■ Aim
The exercise asks you to copy every line below in which "Удалить" appears.

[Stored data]
━━━━━━
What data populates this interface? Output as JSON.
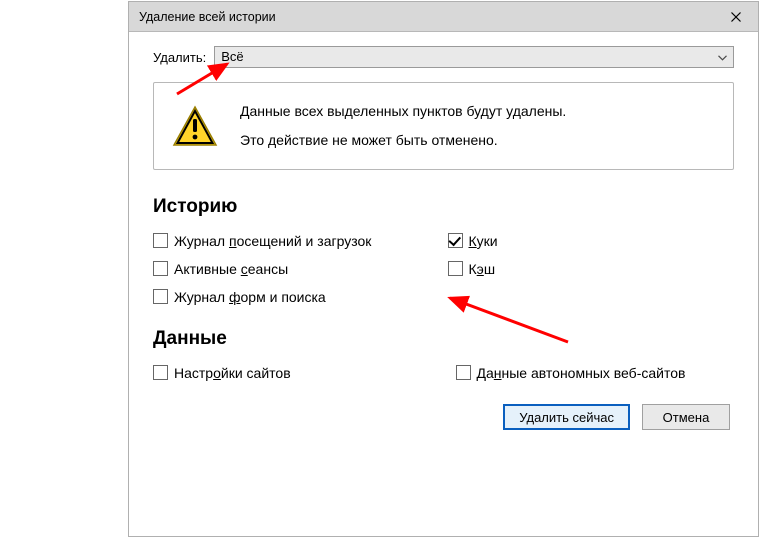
{
  "titlebar": {
    "title": "Удаление всей истории"
  },
  "delete_row": {
    "label": "Удалить:",
    "select_value": "Всё"
  },
  "warning": {
    "line1": "Данные всех выделенных пунктов будут удалены.",
    "line2": "Это действие не может быть отменено."
  },
  "sections": {
    "history": "Историю",
    "data": "Данные"
  },
  "history_checks": {
    "browsing": {
      "label_pre": "Журнал ",
      "u": "п",
      "label_post": "осещений и загрузок",
      "checked": false
    },
    "cookies": {
      "label_pre": "",
      "u": "К",
      "label_post": "уки",
      "checked": true
    },
    "sessions": {
      "label_pre": "Активные ",
      "u": "с",
      "label_post": "еансы",
      "checked": false
    },
    "cache": {
      "label_pre": "К",
      "u": "э",
      "label_post": "ш",
      "checked": false
    },
    "forms": {
      "label_pre": "Журнал ",
      "u": "ф",
      "label_post": "орм и поиска",
      "checked": false
    }
  },
  "data_checks": {
    "site_settings": {
      "label_pre": "Настр",
      "u": "о",
      "label_post": "йки сайтов",
      "checked": false
    },
    "offline": {
      "label_pre": "Да",
      "u": "н",
      "label_post": "ные автономных веб-сайтов",
      "checked": false
    }
  },
  "buttons": {
    "delete_now": "Удалить сейчас",
    "cancel": "Отмена"
  }
}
━━━━━━
■ Reply
    "label": "Удалить:",
    "delete_now": "Удалить сейчас",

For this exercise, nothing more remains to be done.